» Set task: Whenever a line contains the string "Price", copy it out of the entries.
________________________
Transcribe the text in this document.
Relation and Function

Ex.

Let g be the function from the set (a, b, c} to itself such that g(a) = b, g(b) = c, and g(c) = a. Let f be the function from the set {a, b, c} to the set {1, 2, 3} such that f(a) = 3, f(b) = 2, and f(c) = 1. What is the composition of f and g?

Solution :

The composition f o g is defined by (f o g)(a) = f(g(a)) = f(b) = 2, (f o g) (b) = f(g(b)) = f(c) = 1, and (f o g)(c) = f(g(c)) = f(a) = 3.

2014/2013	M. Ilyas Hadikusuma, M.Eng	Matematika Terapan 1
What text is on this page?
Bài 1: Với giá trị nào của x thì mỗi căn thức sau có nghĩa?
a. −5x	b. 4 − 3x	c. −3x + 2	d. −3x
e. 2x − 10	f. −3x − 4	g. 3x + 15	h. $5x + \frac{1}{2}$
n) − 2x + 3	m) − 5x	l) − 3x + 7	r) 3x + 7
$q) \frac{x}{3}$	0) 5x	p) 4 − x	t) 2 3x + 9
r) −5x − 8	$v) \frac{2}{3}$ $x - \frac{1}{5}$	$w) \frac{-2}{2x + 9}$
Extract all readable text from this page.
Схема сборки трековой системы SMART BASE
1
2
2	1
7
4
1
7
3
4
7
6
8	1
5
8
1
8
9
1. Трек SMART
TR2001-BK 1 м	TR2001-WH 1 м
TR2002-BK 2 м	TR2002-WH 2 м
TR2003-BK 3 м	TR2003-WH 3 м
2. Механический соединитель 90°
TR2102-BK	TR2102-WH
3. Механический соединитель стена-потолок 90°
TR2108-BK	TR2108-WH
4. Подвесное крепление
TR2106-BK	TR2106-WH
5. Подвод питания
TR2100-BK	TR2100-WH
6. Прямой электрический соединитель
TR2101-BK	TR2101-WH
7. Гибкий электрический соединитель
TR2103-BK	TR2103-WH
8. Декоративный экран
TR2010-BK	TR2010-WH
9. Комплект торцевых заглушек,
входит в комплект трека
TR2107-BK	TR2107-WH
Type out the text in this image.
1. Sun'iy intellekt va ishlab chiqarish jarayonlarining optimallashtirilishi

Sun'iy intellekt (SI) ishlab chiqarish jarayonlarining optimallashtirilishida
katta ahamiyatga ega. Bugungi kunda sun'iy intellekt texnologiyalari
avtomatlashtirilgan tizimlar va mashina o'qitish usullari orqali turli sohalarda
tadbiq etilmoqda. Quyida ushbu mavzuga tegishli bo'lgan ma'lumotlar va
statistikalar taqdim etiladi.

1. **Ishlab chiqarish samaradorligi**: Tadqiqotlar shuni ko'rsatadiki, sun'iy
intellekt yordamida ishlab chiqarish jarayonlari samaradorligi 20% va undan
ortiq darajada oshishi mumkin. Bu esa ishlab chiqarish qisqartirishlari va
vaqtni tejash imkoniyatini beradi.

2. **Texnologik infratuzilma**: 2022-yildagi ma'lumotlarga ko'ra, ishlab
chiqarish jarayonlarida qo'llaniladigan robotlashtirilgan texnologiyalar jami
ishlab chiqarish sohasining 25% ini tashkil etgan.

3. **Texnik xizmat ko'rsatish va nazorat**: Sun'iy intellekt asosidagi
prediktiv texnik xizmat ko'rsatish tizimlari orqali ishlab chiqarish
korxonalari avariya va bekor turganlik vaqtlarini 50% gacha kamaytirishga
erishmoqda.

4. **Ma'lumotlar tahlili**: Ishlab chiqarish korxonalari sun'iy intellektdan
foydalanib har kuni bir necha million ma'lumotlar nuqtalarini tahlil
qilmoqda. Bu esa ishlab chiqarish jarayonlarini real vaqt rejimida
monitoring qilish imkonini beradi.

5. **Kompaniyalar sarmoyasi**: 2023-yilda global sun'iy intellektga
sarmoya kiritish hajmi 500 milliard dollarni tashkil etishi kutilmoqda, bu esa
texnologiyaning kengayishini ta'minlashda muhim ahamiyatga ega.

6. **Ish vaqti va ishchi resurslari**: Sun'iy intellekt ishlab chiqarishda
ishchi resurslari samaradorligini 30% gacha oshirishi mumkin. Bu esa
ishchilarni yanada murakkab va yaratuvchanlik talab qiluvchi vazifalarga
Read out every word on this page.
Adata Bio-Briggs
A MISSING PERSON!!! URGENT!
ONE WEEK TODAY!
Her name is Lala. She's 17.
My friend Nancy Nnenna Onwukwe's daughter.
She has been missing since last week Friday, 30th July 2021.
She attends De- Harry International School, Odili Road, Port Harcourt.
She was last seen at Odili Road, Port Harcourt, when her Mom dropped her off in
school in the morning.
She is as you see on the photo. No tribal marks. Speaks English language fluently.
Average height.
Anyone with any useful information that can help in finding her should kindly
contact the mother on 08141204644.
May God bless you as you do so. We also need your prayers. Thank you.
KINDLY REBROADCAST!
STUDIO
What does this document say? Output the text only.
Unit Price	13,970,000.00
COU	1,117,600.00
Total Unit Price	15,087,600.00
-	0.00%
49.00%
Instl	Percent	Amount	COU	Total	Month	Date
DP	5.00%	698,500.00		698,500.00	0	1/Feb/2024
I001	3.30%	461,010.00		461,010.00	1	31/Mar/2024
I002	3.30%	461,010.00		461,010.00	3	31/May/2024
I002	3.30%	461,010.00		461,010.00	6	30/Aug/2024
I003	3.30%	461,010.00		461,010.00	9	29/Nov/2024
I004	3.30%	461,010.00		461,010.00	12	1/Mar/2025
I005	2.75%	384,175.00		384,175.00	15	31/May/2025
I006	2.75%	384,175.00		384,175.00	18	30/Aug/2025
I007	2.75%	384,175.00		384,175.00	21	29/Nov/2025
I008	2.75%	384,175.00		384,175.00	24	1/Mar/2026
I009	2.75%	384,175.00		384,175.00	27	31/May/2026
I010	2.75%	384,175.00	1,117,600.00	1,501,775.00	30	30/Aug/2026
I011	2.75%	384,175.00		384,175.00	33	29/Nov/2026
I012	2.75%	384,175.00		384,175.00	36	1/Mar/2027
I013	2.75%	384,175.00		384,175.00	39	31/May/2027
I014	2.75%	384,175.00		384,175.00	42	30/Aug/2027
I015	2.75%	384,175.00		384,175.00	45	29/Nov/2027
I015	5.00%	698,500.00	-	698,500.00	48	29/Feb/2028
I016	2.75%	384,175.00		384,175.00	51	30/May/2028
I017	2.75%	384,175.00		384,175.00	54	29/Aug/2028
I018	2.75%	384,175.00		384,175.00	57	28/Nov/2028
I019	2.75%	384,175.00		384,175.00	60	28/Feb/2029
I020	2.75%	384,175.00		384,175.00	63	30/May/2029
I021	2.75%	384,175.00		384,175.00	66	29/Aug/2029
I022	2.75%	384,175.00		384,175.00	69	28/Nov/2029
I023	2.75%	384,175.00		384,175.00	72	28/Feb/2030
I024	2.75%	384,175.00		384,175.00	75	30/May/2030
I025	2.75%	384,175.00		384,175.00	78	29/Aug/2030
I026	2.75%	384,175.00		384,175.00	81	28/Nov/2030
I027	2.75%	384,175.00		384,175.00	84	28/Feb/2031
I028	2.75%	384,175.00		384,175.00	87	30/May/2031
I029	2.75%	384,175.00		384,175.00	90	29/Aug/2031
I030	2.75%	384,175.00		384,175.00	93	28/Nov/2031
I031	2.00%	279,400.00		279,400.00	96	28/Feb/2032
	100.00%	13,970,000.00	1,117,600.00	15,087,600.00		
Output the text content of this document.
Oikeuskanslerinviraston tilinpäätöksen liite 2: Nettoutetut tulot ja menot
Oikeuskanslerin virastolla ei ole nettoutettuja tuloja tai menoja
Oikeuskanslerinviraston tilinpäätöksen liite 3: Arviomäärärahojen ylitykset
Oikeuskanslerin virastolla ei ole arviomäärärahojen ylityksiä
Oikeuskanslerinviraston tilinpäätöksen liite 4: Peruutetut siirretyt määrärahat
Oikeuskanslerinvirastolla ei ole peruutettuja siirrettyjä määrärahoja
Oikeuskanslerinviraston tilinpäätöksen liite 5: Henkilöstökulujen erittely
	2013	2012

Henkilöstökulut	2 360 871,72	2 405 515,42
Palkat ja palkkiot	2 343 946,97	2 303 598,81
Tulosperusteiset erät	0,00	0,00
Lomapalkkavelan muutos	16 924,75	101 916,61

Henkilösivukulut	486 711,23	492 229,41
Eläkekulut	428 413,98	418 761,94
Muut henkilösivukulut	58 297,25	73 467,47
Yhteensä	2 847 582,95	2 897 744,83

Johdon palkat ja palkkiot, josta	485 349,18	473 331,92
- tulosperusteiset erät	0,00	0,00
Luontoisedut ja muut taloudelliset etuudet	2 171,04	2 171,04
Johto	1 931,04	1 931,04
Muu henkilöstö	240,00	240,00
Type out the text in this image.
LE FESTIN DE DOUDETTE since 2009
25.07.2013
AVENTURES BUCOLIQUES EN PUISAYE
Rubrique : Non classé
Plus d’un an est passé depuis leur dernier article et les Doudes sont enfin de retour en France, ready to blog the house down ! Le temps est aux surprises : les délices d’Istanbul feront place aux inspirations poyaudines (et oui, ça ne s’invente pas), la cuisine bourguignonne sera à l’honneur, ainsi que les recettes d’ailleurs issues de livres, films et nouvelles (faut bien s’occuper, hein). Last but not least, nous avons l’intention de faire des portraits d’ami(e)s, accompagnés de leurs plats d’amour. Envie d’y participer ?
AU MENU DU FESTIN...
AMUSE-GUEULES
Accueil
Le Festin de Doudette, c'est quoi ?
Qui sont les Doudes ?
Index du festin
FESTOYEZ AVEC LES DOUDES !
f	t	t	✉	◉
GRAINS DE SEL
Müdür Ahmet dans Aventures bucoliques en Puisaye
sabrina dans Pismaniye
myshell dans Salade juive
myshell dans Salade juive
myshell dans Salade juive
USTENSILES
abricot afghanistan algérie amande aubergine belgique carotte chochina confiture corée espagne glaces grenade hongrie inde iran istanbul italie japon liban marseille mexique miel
________________________
» Reply to the task:
Unit Price	13,970,000.00
Total Unit Price	15,087,600.00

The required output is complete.